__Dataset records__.
====================
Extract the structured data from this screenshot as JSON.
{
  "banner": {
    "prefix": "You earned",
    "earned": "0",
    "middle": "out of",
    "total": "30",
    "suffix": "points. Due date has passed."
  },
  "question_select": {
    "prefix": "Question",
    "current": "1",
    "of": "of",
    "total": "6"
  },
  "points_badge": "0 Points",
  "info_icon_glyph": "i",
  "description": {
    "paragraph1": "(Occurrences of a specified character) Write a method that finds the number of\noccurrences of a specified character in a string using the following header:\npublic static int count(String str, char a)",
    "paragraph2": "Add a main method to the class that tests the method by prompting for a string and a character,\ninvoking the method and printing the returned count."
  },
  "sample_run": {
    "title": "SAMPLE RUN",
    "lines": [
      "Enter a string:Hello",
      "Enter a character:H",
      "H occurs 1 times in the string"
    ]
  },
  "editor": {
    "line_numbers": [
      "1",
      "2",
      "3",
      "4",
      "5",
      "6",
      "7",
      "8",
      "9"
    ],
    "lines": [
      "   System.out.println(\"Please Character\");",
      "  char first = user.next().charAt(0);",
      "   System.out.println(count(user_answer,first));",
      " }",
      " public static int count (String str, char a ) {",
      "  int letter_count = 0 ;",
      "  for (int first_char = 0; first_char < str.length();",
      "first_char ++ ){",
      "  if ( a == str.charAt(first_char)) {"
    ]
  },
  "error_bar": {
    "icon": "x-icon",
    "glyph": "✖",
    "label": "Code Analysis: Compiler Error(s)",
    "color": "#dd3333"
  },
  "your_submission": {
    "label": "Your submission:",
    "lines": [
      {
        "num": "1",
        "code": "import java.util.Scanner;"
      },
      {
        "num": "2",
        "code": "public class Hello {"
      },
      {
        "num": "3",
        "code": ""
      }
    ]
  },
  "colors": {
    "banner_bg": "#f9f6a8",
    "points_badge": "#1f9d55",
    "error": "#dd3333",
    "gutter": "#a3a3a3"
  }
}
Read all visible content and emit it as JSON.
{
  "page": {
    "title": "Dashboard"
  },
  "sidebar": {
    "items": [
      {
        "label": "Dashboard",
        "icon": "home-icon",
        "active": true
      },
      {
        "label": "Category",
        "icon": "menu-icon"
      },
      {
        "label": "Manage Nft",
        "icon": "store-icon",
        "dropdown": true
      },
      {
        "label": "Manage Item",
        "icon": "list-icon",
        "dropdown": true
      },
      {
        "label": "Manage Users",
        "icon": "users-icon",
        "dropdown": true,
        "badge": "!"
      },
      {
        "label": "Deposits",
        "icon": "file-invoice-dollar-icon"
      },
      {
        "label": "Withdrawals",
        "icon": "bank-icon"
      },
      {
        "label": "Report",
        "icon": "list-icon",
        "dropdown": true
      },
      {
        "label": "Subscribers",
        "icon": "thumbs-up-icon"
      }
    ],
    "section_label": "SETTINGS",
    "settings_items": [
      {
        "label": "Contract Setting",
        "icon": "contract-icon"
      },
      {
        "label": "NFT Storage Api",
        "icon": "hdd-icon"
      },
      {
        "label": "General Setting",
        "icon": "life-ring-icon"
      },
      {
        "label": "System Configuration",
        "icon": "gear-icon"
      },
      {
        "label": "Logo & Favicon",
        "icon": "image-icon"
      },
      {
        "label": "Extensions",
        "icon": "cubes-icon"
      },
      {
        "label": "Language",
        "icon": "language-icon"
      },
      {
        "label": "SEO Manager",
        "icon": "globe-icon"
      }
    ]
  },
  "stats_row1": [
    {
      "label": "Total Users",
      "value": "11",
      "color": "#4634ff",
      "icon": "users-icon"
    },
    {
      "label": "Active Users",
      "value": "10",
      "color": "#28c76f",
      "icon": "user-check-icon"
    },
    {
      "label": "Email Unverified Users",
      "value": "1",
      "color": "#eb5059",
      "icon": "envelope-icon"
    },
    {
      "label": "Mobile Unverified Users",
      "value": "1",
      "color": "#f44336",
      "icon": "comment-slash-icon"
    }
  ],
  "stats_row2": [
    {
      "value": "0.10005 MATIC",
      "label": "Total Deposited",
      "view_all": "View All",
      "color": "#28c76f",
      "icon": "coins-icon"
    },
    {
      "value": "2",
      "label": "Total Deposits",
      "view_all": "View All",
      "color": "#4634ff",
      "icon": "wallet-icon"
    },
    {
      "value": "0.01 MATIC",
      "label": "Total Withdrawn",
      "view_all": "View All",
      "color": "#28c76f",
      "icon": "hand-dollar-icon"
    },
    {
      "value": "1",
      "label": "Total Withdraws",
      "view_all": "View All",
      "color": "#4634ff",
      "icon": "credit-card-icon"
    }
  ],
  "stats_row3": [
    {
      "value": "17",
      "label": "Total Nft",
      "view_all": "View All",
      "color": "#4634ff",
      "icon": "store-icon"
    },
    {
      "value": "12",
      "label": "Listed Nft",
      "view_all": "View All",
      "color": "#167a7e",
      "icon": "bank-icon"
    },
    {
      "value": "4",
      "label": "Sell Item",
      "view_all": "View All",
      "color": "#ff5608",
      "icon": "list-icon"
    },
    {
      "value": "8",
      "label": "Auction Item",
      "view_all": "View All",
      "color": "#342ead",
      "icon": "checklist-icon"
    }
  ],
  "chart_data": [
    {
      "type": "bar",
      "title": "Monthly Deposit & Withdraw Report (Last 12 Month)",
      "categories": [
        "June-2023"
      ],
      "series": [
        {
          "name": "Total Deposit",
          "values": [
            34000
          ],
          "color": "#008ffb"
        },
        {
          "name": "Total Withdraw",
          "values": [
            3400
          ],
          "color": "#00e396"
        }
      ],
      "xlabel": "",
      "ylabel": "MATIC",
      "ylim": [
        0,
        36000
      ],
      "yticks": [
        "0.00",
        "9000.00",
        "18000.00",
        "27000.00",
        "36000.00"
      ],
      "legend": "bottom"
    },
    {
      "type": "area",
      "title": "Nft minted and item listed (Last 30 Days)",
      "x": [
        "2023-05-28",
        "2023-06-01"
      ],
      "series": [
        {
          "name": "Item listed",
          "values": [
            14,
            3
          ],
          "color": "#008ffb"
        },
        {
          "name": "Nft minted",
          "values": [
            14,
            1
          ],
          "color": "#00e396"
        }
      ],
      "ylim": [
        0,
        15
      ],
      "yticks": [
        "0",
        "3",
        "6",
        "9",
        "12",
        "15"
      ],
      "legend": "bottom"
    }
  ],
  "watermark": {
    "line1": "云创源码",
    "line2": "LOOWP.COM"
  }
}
====================
__What to work on__. Produce an exact copy of the whole listing.

__Finished answer__.
Extract the structured data from this screenshot as JSON.
{
  "banner": {
    "prefix": "You earned",
    "earned": "0",
    "middle": "out of",
    "total": "30",
    "suffix": "points. Due date has passed."
  },
  "question_select": {
    "prefix": "Question",
    "current": "1",
    "of": "of",
    "total": "6"
  },
  "points_badge": "0 Points",
  "info_icon_glyph": "i",
  "description": {
    "paragraph1": "(Occurrences of a specified character) Write a method that finds the number of\noccurrences of a specified character in a string using the following header:\npublic static int count(String str, char a)",
    "paragraph2": "Add a main method to the class that tests the method by prompting for a string and a character,\ninvoking the method and printing the returned count."
  },
  "sample_run": {
    "title": "SAMPLE RUN",
    "lines": [
      "Enter a string:Hello",
      "Enter a character:H",
      "H occurs 1 times in the string"
    ]
  },
  "editor": {
    "line_numbers": [
      "1",
      "2",
      "3",
      "4",
      "5",
      "6",
      "7",
      "8",
      "9"
    ],
    "lines": [
      "   System.out.println(\"Please Character\");",
      "  char first = user.next().charAt(0);",
      "   System.out.println(count(user_answer,first));",
      " }",
      " public static int count (String str, char a ) {",
      "  int letter_count = 0 ;",
      "  for (int first_char = 0; first_char < str.length();",
      "first_char ++ ){",
      "  if ( a == str.charAt(first_char)) {"
    ]
  },
  "error_bar": {
    "icon": "x-icon",
    "glyph": "✖",
    "label": "Code Analysis: Compiler Error(s)",
    "color": "#dd3333"
  },
  "your_submission": {
    "label": "Your submission:",
    "lines": [
      {
        "num": "1",
        "code": "import java.util.Scanner;"
      },
      {
        "num": "2",
        "code": "public class Hello {"
      },
      {
        "num": "3",
        "code": ""
      }
    ]
  },
  "colors": {
    "banner_bg": "#f9f6a8",
    "points_badge": "#1f9d55",
    "error": "#dd3333",
    "gutter": "#a3a3a3"
  }
}
Read all visible content and emit it as JSON.
{
  "page": {
    "title": "Dashboard"
  },
  "sidebar": {
    "items": [
      {
        "label": "Dashboard",
        "icon": "home-icon",
        "active": true
      },
      {
        "label": "Category",
        "icon": "menu-icon"
      },
      {
        "label": "Manage Nft",
        "icon": "store-icon",
        "dropdown": true
      },
      {
        "label": "Manage Item",
        "icon": "list-icon",
        "dropdown": true
      },
      {
        "label": "Manage Users",
        "icon": "users-icon",
        "dropdown": true,
        "badge": "!"
      },
      {
        "label": "Deposits",
        "icon": "file-invoice-dollar-icon"
      },
      {
        "label": "Withdrawals",
        "icon": "bank-icon"
      },
      {
        "label": "Report",
        "icon": "list-icon",
        "dropdown": true
      },
      {
        "label": "Subscribers",
        "icon": "thumbs-up-icon"
      }
    ],
    "section_label": "SETTINGS",
    "settings_items": [
      {
        "label": "Contract Setting",
        "icon": "contract-icon"
      },
      {
        "label": "NFT Storage Api",
        "icon": "hdd-icon"
      },
      {
        "label": "General Setting",
        "icon": "life-ring-icon"
      },
      {
        "label": "System Configuration",
        "icon": "gear-icon"
      },
      {
        "label": "Logo & Favicon",
        "icon": "image-icon"
      },
      {
        "label": "Extensions",
        "icon": "cubes-icon"
      },
      {
        "label": "Language",
        "icon": "language-icon"
      },
      {
        "label": "SEO Manager",
        "icon": "globe-icon"
      }
    ]
  },
  "stats_row1": [
    {
      "label": "Total Users",
      "value": "11",
      "color": "#4634ff",
      "icon": "users-icon"
    },
    {
      "label": "Active Users",
      "value": "10",
      "color": "#28c76f",
      "icon": "user-check-icon"
    },
    {
      "label": "Email Unverified Users",
      "value": "1",
      "color": "#eb5059",
      "icon": "envelope-icon"
    },
    {
      "label": "Mobile Unverified Users",
      "value": "1",
      "color": "#f44336",
      "icon": "comment-slash-icon"
    }
  ],
  "stats_row2": [
    {
      "value": "0.10005 MATIC",
      "label": "Total Deposited",
      "view_all": "View All",
      "color": "#28c76f",
      "icon": "coins-icon"
    },
    {
      "value": "2",
      "label": "Total Deposits",
      "view_all": "View All",
      "color": "#4634ff",
      "icon": "wallet-icon"
    },
    {
      "value": "0.01 MATIC",
      "label": "Total Withdrawn",
      "view_all": "View All",
      "color": "#28c76f",
      "icon": "hand-dollar-icon"
    },
    {
      "value": "1",
      "label": "Total Withdraws",
      "view_all": "View All",
      "color": "#4634ff",
      "icon": "credit-card-icon"
    }
  ],
  "stats_row3": [
    {
      "value": "17",
      "label": "Total Nft",
      "view_all": "View All",
      "color": "#4634ff",
      "icon": "store-icon"
    },
    {
      "value": "12",
      "label": "Listed Nft",
      "view_all": "View All",
      "color": "#167a7e",
      "icon": "bank-icon"
    },
    {
      "value": "4",
      "label": "Sell Item",
      "view_all": "View All",
      "color": "#ff5608",
      "icon": "list-icon"
    },
    {
      "value": "8",
      "label": "Auction Item",
      "view_all": "View All",
      "color": "#342ead",
      "icon": "checklist-icon"
    }
  ],
  "chart_data": [
    {
      "type": "bar",
      "title": "Monthly Deposit & Withdraw Report (Last 12 Month)",
      "categories": [
        "June-2023"
      ],
      "series": [
        {
          "name": "Total Deposit",
          "values": [
            34000
          ],
          "color": "#008ffb"
        },
        {
          "name": "Total Withdraw",
          "values": [
            3400
          ],
          "color": "#00e396"
        }
      ],
      "xlabel": "",
      "ylabel": "MATIC",
      "ylim": [
        0,
        36000
      ],
      "yticks": [
        "0.00",
        "9000.00",
        "18000.00",
        "27000.00",
        "36000.00"
      ],
      "legend": "bottom"
    },
    {
      "type": "area",
      "title": "Nft minted and item listed (Last 30 Days)",
      "x": [
        "2023-05-28",
        "2023-06-01"
      ],
      "series": [
        {
          "name": "Item listed",
          "values": [
            14,
            3
          ],
          "color": "#008ffb"
        },
        {
          "name": "Nft minted",
          "values": [
            14,
            1
          ],
          "color": "#00e396"
        }
      ],
      "ylim": [
        0,
        15
      ],
      "yticks": [
        "0",
        "3",
        "6",
        "9",
        "12",
        "15"
      ],
      "legend": "bottom"
    }
  ],
  "watermark": {
    "line1": "云创源码",
    "line2": "LOOWP.COM"
  }
}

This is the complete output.